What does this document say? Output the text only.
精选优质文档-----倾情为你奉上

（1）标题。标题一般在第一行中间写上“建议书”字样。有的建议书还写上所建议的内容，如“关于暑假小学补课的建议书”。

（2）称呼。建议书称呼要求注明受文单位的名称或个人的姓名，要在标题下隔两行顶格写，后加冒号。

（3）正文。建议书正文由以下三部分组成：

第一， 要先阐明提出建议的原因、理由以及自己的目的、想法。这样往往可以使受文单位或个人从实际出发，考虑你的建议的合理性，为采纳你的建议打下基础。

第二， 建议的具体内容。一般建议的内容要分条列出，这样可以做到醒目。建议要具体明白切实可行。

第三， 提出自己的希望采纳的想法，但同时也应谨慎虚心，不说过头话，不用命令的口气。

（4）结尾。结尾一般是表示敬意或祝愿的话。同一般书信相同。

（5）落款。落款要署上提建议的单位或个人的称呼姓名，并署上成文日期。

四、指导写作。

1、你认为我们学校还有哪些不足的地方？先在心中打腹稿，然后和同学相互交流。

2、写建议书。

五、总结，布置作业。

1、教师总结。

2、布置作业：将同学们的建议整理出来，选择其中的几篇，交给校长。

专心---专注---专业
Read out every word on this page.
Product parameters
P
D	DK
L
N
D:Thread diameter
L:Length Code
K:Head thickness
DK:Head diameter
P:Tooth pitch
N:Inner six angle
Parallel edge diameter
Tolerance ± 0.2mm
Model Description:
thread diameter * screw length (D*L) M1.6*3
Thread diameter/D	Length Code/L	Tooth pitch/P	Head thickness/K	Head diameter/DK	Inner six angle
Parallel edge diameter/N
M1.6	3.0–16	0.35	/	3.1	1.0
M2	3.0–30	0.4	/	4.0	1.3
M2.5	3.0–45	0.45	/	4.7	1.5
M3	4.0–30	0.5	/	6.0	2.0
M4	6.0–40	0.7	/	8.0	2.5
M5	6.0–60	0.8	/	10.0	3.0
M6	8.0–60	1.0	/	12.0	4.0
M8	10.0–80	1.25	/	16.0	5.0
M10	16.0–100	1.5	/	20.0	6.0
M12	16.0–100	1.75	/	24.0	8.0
:::::
*Exercise objective*. Count every line in the data that contains the word "布置作业", then give that count and nothing else.

*Problem solution*. 2